(Dataset rows about figures)
___

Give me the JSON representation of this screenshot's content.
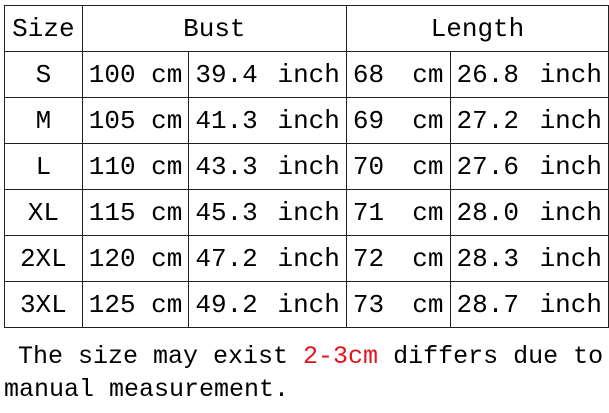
{
  "table": {
    "header": [
      "Size",
      "Bust",
      "Length"
    ],
    "rows": [
      [
        "S",
        "100 cm",
        "39.4 inch",
        "68 cm",
        "26.8 inch"
      ],
      [
        "M",
        "105 cm",
        "41.3 inch",
        "69 cm",
        "27.2 inch"
      ],
      [
        "L",
        "110 cm",
        "43.3 inch",
        "70 cm",
        "27.6 inch"
      ],
      [
        "XL",
        "115 cm",
        "45.3 inch",
        "71 cm",
        "28.0 inch"
      ],
      [
        "2XL",
        "120 cm",
        "47.2 inch",
        "72 cm",
        "28.3 inch"
      ],
      [
        "3XL",
        "125 cm",
        "49.2 inch",
        "73 cm",
        "28.7 inch"
      ]
    ]
  },
  "note": {
    "before": "The size may exist ",
    "highlight": "2-3cm",
    "after": " differs due to manual measurement."
  }
}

___

What you need to do >>
Write out every line of the data that holds the word "inch".

Task solution >>
        "39.4 inch",
        "26.8 inch"
        "41.3 inch",
        "27.2 inch"
        "43.3 inch",
        "27.6 inch"
        "45.3 inch",
        "28.0 inch"
        "47.2 inch",
        "28.3 inch"
        "49.2 inch",
        "28.7 inch"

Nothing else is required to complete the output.